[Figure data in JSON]
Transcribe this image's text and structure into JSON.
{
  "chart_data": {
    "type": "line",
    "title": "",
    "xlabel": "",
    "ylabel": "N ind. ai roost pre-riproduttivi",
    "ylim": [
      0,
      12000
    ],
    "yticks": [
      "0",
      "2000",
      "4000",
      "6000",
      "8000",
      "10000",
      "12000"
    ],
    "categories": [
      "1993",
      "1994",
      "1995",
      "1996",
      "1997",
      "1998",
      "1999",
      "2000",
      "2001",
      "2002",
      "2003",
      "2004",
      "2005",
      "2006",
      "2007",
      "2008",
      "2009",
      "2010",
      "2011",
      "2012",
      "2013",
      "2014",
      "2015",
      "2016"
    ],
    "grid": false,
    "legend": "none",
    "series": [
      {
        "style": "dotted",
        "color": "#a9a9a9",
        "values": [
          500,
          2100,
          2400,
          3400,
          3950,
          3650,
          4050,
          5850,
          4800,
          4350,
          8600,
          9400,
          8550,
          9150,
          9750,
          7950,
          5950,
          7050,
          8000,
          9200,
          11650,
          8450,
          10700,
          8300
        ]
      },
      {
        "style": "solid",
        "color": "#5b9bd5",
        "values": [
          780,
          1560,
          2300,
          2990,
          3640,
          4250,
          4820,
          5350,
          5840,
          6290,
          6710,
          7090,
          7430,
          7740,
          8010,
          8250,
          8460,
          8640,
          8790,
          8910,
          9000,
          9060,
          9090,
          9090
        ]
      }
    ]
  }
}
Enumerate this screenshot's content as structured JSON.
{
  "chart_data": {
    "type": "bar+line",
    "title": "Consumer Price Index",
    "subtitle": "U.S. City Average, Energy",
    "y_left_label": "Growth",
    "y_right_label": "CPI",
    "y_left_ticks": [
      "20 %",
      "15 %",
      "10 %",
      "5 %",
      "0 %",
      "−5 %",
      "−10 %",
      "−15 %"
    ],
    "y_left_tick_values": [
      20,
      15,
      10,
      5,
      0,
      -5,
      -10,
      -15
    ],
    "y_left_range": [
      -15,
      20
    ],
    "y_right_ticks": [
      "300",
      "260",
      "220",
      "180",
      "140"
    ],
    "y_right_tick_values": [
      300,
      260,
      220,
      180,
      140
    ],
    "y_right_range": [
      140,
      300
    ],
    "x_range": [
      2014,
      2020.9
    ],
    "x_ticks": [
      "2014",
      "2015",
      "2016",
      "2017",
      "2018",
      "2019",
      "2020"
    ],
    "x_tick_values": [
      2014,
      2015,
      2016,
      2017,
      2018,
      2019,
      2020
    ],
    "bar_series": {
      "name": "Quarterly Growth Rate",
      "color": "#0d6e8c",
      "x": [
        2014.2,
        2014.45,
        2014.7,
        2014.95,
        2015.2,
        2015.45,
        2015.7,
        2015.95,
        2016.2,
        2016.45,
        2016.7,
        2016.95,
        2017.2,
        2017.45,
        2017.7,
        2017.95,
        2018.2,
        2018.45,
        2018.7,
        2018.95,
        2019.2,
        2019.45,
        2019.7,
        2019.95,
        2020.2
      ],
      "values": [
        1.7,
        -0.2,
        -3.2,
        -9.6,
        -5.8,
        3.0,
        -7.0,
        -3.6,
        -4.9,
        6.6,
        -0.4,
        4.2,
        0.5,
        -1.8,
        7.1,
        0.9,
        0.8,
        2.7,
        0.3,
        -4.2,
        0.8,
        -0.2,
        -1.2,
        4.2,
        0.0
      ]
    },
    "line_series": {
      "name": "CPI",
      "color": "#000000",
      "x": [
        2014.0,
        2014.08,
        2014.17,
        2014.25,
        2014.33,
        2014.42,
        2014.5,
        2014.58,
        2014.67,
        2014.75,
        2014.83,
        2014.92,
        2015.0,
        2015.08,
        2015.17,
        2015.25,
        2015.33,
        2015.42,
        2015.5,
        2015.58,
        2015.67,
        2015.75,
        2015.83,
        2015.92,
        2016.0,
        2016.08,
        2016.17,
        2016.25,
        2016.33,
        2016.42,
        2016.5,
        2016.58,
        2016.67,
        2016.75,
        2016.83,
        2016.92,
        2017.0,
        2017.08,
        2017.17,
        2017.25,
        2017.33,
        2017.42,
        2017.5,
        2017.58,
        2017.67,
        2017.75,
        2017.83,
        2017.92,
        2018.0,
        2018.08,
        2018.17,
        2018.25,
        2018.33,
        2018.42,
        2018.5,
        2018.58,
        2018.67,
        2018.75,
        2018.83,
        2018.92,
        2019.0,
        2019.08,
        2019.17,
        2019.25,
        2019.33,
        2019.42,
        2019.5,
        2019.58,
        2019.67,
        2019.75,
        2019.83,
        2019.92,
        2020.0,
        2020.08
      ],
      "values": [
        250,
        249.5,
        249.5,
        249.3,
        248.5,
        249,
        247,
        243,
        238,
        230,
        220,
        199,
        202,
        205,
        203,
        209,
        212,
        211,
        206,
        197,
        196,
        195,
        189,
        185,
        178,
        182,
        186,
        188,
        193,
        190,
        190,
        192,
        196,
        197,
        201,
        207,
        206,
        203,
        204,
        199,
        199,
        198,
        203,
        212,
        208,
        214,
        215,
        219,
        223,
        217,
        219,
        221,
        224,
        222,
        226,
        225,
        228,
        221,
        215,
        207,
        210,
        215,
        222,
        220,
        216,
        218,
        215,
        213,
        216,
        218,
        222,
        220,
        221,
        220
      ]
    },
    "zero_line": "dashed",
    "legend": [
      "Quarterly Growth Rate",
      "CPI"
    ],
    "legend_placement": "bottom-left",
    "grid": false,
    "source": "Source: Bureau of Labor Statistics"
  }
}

## What you need to do
In full and verbatim, repeat the records given above.

## Exercise answer
Transcribe this image's text and structure into JSON.
{
  "chart_data": {
    "type": "line",
    "title": "",
    "xlabel": "",
    "ylabel": "N ind. ai roost pre-riproduttivi",
    "ylim": [
      0,
      12000
    ],
    "yticks": [
      "0",
      "2000",
      "4000",
      "6000",
      "8000",
      "10000",
      "12000"
    ],
    "categories": [
      "1993",
      "1994",
      "1995",
      "1996",
      "1997",
      "1998",
      "1999",
      "2000",
      "2001",
      "2002",
      "2003",
      "2004",
      "2005",
      "2006",
      "2007",
      "2008",
      "2009",
      "2010",
      "2011",
      "2012",
      "2013",
      "2014",
      "2015",
      "2016"
    ],
    "grid": false,
    "legend": "none",
    "series": [
      {
        "style": "dotted",
        "color": "#a9a9a9",
        "values": [
          500,
          2100,
          2400,
          3400,
          3950,
          3650,
          4050,
          5850,
          4800,
          4350,
          8600,
          9400,
          8550,
          9150,
          9750,
          7950,
          5950,
          7050,
          8000,
          9200,
          11650,
          8450,
          10700,
          8300
        ]
      },
      {
        "style": "solid",
        "color": "#5b9bd5",
        "values": [
          780,
          1560,
          2300,
          2990,
          3640,
          4250,
          4820,
          5350,
          5840,
          6290,
          6710,
          7090,
          7430,
          7740,
          8010,
          8250,
          8460,
          8640,
          8790,
          8910,
          9000,
          9060,
          9090,
          9090
        ]
      }
    ]
  }
}
Enumerate this screenshot's content as structured JSON.
{
  "chart_data": {
    "type": "bar+line",
    "title": "Consumer Price Index",
    "subtitle": "U.S. City Average, Energy",
    "y_left_label": "Growth",
    "y_right_label": "CPI",
    "y_left_ticks": [
      "20 %",
      "15 %",
      "10 %",
      "5 %",
      "0 %",
      "−5 %",
      "−10 %",
      "−15 %"
    ],
    "y_left_tick_values": [
      20,
      15,
      10,
      5,
      0,
      -5,
      -10,
      -15
    ],
    "y_left_range": [
      -15,
      20
    ],
    "y_right_ticks": [
      "300",
      "260",
      "220",
      "180",
      "140"
    ],
    "y_right_tick_values": [
      300,
      260,
      220,
      180,
      140
    ],
    "y_right_range": [
      140,
      300
    ],
    "x_range": [
      2014,
      2020.9
    ],
    "x_ticks": [
      "2014",
      "2015",
      "2016",
      "2017",
      "2018",
      "2019",
      "2020"
    ],
    "x_tick_values": [
      2014,
      2015,
      2016,
      2017,
      2018,
      2019,
      2020
    ],
    "bar_series": {
      "name": "Quarterly Growth Rate",
      "color": "#0d6e8c",
      "x": [
        2014.2,
        2014.45,
        2014.7,
        2014.95,
        2015.2,
        2015.45,
        2015.7,
        2015.95,
        2016.2,
        2016.45,
        2016.7,
        2016.95,
        2017.2,
        2017.45,
        2017.7,
        2017.95,
        2018.2,
        2018.45,
        2018.7,
        2018.95,
        2019.2,
        2019.45,
        2019.7,
        2019.95,
        2020.2
      ],
      "values": [
        1.7,
        -0.2,
        -3.2,
        -9.6,
        -5.8,
        3.0,
        -7.0,
        -3.6,
        -4.9,
        6.6,
        -0.4,
        4.2,
        0.5,
        -1.8,
        7.1,
        0.9,
        0.8,
        2.7,
        0.3,
        -4.2,
        0.8,
        -0.2,
        -1.2,
        4.2,
        0.0
      ]
    },
    "line_series": {
      "name": "CPI",
      "color": "#000000",
      "x": [
        2014.0,
        2014.08,
        2014.17,
        2014.25,
        2014.33,
        2014.42,
        2014.5,
        2014.58,
        2014.67,
        2014.75,
        2014.83,
        2014.92,
        2015.0,
        2015.08,
        2015.17,
        2015.25,
        2015.33,
        2015.42,
        2015.5,
        2015.58,
        2015.67,
        2015.75,
        2015.83,
        2015.92,
        2016.0,
        2016.08,
        2016.17,
        2016.25,
        2016.33,
        2016.42,
        2016.5,
        2016.58,
        2016.67,
        2016.75,
        2016.83,
        2016.92,
        2017.0,
        2017.08,
        2017.17,
        2017.25,
        2017.33,
        2017.42,
        2017.5,
        2017.58,
        2017.67,
        2017.75,
        2017.83,
        2017.92,
        2018.0,
        2018.08,
        2018.17,
        2018.25,
        2018.33,
        2018.42,
        2018.5,
        2018.58,
        2018.67,
        2018.75,
        2018.83,
        2018.92,
        2019.0,
        2019.08,
        2019.17,
        2019.25,
        2019.33,
        2019.42,
        2019.5,
        2019.58,
        2019.67,
        2019.75,
        2019.83,
        2019.92,
        2020.0,
        2020.08
      ],
      "values": [
        250,
        249.5,
        249.5,
        249.3,
        248.5,
        249,
        247,
        243,
        238,
        230,
        220,
        199,
        202,
        205,
        203,
        209,
        212,
        211,
        206,
        197,
        196,
        195,
        189,
        185,
        178,
        182,
        186,
        188,
        193,
        190,
        190,
        192,
        196,
        197,
        201,
        207,
        206,
        203,
        204,
        199,
        199,
        198,
        203,
        212,
        208,
        214,
        215,
        219,
        223,
        217,
        219,
        221,
        224,
        222,
        226,
        225,
        228,
        221,
        215,
        207,
        210,
        215,
        222,
        220,
        216,
        218,
        215,
        213,
        216,
        218,
        222,
        220,
        221,
        220
      ]
    },
    "zero_line": "dashed",
    "legend": [
      "Quarterly Growth Rate",
      "CPI"
    ],
    "legend_placement": "bottom-left",
    "grid": false,
    "source": "Source: Bureau of Labor Statistics"
  }
}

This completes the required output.